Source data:
———
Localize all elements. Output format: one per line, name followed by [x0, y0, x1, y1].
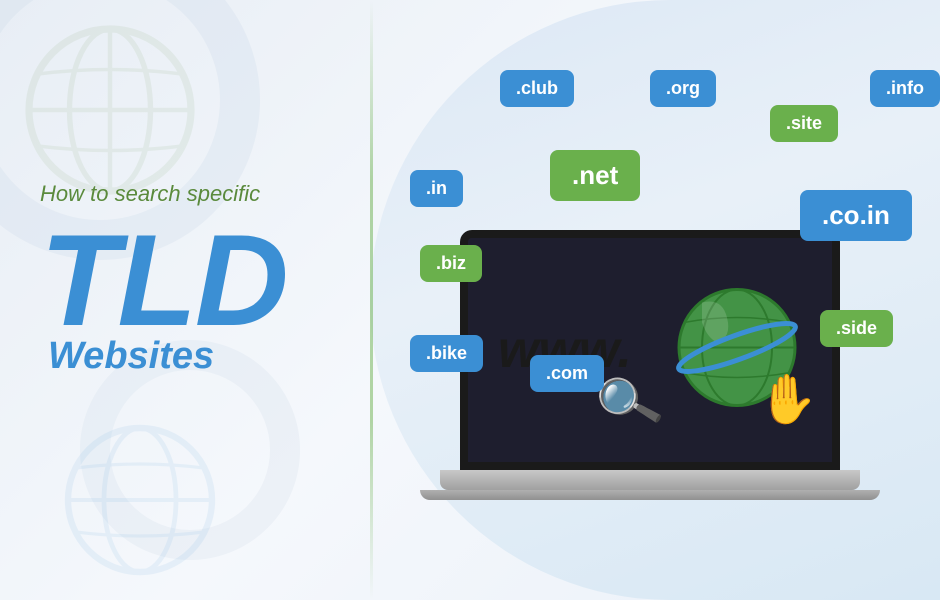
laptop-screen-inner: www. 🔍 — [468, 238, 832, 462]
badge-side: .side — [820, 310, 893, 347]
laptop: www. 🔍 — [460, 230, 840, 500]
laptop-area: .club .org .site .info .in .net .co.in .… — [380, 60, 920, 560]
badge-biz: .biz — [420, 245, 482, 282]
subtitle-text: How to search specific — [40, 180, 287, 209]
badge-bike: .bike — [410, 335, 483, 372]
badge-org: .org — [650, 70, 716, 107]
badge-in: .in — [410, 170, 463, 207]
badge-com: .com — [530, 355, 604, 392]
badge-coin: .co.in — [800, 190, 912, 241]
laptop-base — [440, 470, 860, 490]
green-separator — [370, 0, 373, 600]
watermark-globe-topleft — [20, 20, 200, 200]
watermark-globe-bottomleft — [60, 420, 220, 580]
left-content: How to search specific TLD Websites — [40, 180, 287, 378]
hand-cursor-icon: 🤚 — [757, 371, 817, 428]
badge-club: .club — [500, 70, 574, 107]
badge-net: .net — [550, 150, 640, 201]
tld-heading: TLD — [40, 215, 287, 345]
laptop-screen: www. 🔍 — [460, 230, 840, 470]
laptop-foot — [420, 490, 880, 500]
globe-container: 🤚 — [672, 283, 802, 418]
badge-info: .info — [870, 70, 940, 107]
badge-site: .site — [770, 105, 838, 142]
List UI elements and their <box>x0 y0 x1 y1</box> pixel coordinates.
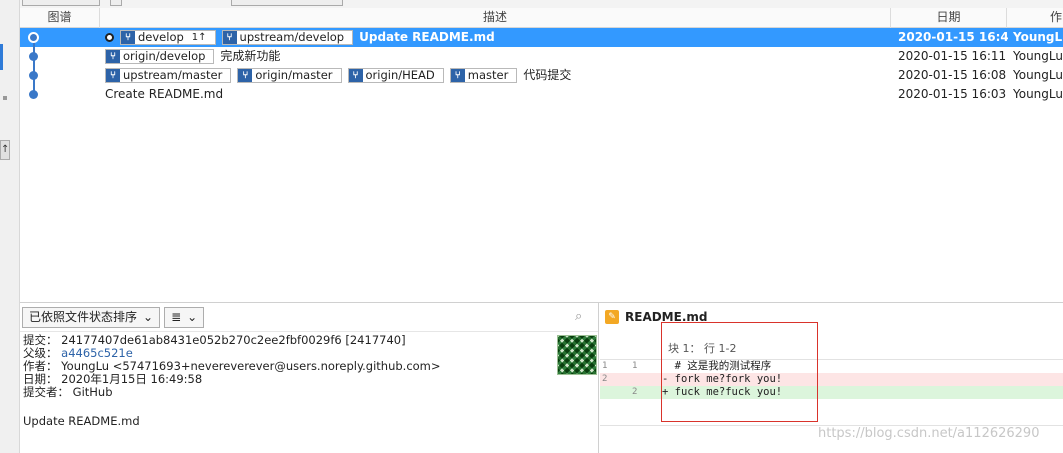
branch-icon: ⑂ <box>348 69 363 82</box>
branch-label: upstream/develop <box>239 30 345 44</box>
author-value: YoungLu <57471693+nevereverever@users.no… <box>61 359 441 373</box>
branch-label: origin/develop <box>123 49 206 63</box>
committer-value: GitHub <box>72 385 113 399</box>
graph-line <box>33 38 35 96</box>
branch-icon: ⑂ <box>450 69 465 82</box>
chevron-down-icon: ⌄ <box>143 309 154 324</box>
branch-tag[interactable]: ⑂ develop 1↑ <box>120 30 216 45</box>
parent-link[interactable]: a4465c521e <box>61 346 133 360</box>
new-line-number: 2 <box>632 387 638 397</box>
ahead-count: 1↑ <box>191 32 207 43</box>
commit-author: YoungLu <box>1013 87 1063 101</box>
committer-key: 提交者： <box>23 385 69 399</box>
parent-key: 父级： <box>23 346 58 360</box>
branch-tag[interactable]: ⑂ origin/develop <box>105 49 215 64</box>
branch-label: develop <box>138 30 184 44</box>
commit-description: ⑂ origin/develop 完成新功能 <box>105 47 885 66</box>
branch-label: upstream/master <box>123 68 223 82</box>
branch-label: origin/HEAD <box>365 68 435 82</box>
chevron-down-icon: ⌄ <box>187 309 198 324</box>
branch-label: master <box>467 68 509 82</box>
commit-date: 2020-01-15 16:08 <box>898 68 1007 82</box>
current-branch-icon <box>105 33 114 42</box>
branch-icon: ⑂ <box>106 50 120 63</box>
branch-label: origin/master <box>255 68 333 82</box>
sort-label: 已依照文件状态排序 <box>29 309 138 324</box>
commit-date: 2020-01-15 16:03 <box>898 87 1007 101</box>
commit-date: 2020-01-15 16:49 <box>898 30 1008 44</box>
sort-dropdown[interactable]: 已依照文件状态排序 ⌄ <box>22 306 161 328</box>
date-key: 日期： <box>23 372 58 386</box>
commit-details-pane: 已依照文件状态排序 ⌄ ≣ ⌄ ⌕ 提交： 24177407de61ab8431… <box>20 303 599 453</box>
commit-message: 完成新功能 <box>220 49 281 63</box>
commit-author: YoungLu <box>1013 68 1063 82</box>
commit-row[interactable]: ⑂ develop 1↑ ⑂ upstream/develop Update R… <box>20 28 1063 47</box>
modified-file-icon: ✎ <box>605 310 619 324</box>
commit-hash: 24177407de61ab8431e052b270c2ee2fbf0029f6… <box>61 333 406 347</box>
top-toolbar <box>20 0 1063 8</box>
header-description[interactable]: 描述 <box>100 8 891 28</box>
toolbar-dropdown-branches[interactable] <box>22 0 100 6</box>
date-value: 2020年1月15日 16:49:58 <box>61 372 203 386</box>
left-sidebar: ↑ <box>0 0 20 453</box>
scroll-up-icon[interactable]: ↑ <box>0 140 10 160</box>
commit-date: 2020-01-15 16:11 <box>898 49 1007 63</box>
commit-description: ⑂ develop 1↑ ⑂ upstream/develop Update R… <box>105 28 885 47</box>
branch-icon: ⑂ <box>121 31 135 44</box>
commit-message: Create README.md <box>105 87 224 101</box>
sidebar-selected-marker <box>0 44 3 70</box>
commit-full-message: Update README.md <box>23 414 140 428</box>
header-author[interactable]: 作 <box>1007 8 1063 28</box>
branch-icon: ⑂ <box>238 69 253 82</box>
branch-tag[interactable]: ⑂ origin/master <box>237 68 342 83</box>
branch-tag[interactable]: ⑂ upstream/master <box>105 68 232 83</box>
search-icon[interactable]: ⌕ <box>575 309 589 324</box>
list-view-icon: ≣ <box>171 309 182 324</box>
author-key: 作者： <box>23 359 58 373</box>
———
| Exercise description |
Recast the items as a Markdown table with the columns Row and Line. Start with the line containing "branch-icon: ⑂ <box>348 69 363 82</box>", go on through the line containing "graph-line <box>33 38 35 96</box>", and leave out blank lines.

| Solution for this task |
| Row | Line |
|---|---|
| 1 | branch-icon: ⑂ <box>348 69 363 82</box> |
| 2 | branch-label: upstream/develop <box>239 30 345 44</box> |
| 3 | author-value: YoungLu <57471693+nevereverever@users.no… <box>61 359 441 373</box> |
| 4 | branch-label: origin/develop <box>123 49 206 63</box> |
| 5 | committer-value: GitHub <box>72 385 113 399</box> |
| 6 | graph-line <box>33 38 35 96</box> |